[Start of PAGE TEXT]
Posted: Fri Mar 21, 2008 11:59 pm
by bigdaddycain
Cheers dave, i hope this doesn't turn into a "which method is best" discussion, i had doubts over the official "mazda" method some years back, so adopted my own,which happened to work in my case,the fundamental principle being that little air was introduced at the outset,negating a complicated ritual of bleeding.
The method i employed wasn't introduced as a factsheet at my request,somebody asked how i bled mine,i replied, it turned into a factsheet....
Works for me, and many others it would seem.
Horses for courses....

Posted: Sat Mar 22, 2008 12:20 am
by HA106420
The fact sheet you produced is very useful. Has helped me loads.
Using this method, should I expect the coolant to drain ftom the bleeder pipe after only 3 litres.
Cheers
Posted: Sat Mar 22, 2008 1:39 am
by dandywarhol
I'm not knocking your system Ste - but I'd still use the factory system if I even thought there was an airlock anywhere.
I've only ever used the factory system cos it will work and cos I've replaced a hose or 2. I'm guessing the airlocks originate in the rear heater matrix if the level goes down because of a leak.
Its ok to top a system up the next day or day after if you're familiar with doing it. The majority of owners don't want to know about it - they just want a hassle free life

Posted: Sat Mar 22, 2008 2:12 am
by bigdaddycain
HA106420 wrote:
Using this method, should I expect the coolant to drain ftom the bleeder pipe after only 3 litres.
If you add neat coolant into the header, in conjunction with the warm water flowing from the hosepipe,you'd be suprised how quickly the coolant circulates,the neat coolant added at the beginning is to offer a "boost" to the coolant strength, and to give an indication on the flow rate,when this occurs,switch off the hosepipe,and get your assistant ready with the pre-mixed coolant,the trick is to keep the water level hovering around the "max" mark,be ready to bung the bleed hose as you are getting to the end of the pre-mixed coolant supply.... It's actually much easier in practice than it sounds...
[End of PAGE TEXT]
[Start of MATERIAL PROVIDED]
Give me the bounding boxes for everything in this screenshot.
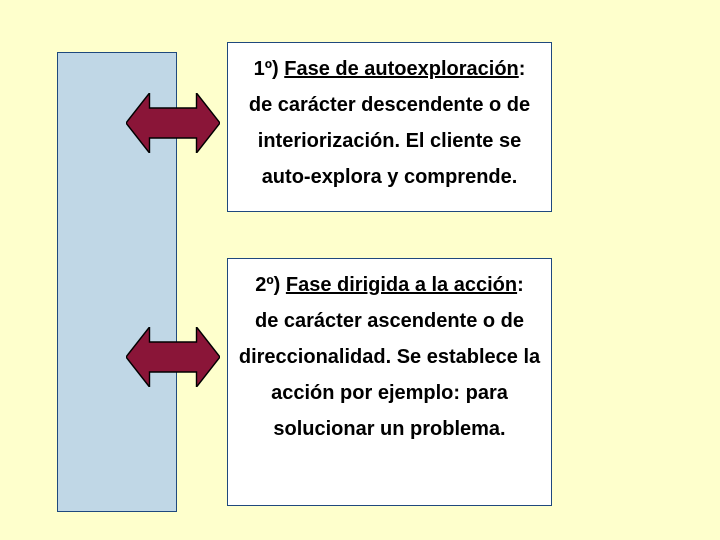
phase-2-title: 2º) Fase dirigida a la acción: [234,267,545,303]
phase-2-prefix: 2º) [255,274,286,296]
phase-1-suffix: : [519,58,526,80]
phase-box-1: 1º) Fase de autoexploración: de carácter… [227,42,552,212]
double-arrow-2 [126,327,220,387]
double-arrow-1 [126,93,220,153]
phase-1-body: de carácter descendente o de interioriza… [234,87,545,195]
phase-2-suffix: : [517,274,524,296]
phase-1-main: Fase de autoexploración [284,58,519,80]
phase-box-2: 2º) Fase dirigida a la acción: de caráct… [227,258,552,506]
phase-1-prefix: 1º) [254,58,285,80]
phase-2-main: Fase dirigida a la acción [286,274,517,296]
phase-1-title: 1º) Fase de autoexploración: [234,51,545,87]
phase-2-body: de carácter ascendente o de direccionali… [234,303,545,447]
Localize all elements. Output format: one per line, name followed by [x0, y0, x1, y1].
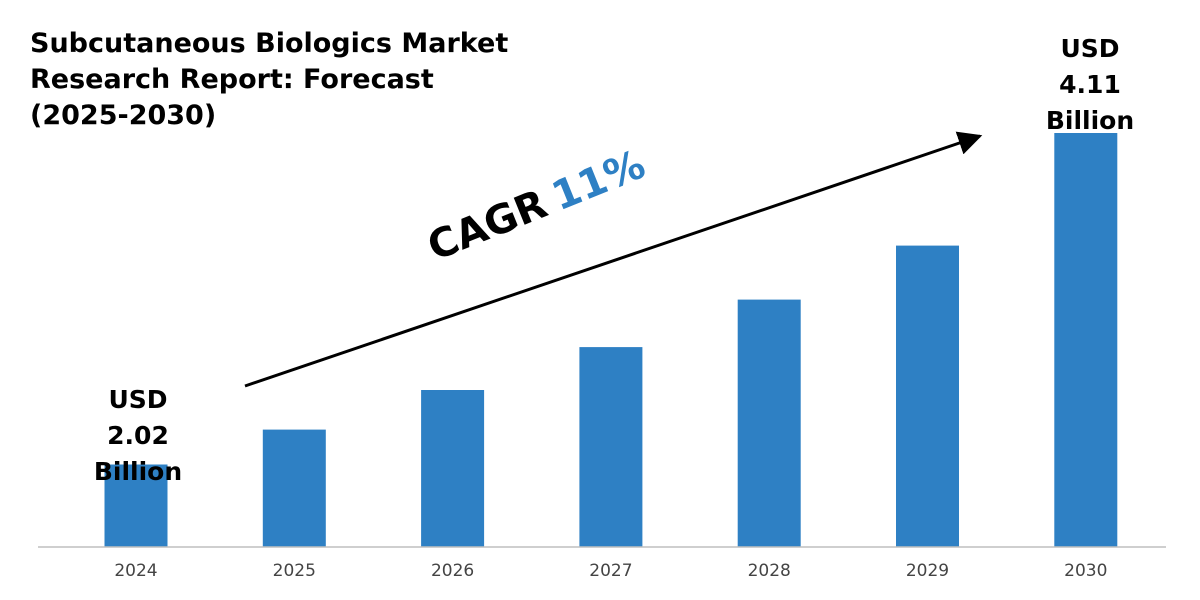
[End of MATERIAL PROVIDED]
- **WHAT YOU SHOULD DO**
Write out the whole forum thread about bleeding the coolant system word for word. The records aren't needed for this.

- **SOLUTION TO THIS PROBLEM**
Posted: Fri Mar 21, 2008 11:59 pm
by bigdaddycain
Cheers dave, i hope this doesn't turn into a "which method is best" discussion, i had doubts over the official "mazda" method some years back, so adopted my own,which happened to work in my case,the fundamental principle being that little air was introduced at the outset,negating a complicated ritual of bleeding.
The method i employed wasn't introduced as a factsheet at my request,somebody asked how i bled mine,i replied, it turned into a factsheet....
Works for me, and many others it would seem.
Horses for courses....

Posted: Sat Mar 22, 2008 12:20 am
by HA106420
The fact sheet you produced is very useful. Has helped me loads.
Using this method, should I expect the coolant to drain ftom the bleeder pipe after only 3 litres.
Cheers
Posted: Sat Mar 22, 2008 1:39 am
by dandywarhol
I'm not knocking your system Ste - but I'd still use the factory system if I even thought there was an airlock anywhere.
I've only ever used the factory system cos it will work and cos I've replaced a hose or 2. I'm guessing the airlocks originate in the rear heater matrix if the level goes down because of a leak.
Its ok to top a system up the next day or day after if you're familiar with doing it. The majority of owners don't want to know about it - they just want a hassle free life

Posted: Sat Mar 22, 2008 2:12 am
by bigdaddycain
HA106420 wrote:
Using this method, should I expect the coolant to drain ftom the bleeder pipe after only 3 litres.
If you add neat coolant into the header, in conjunction with the warm water flowing from the hosepipe,you'd be suprised how quickly the coolant circulates,the neat coolant added at the beginning is to offer a "boost" to the coolant strength, and to give an indication on the flow rate,when this occurs,switch off the hosepipe,and get your assistant ready with the pre-mixed coolant,the trick is to keep the water level hovering around the "max" mark,be ready to bung the bleed hose as you are getting to the end of the pre-mixed coolant supply.... It's actually much easier in practice than it sounds...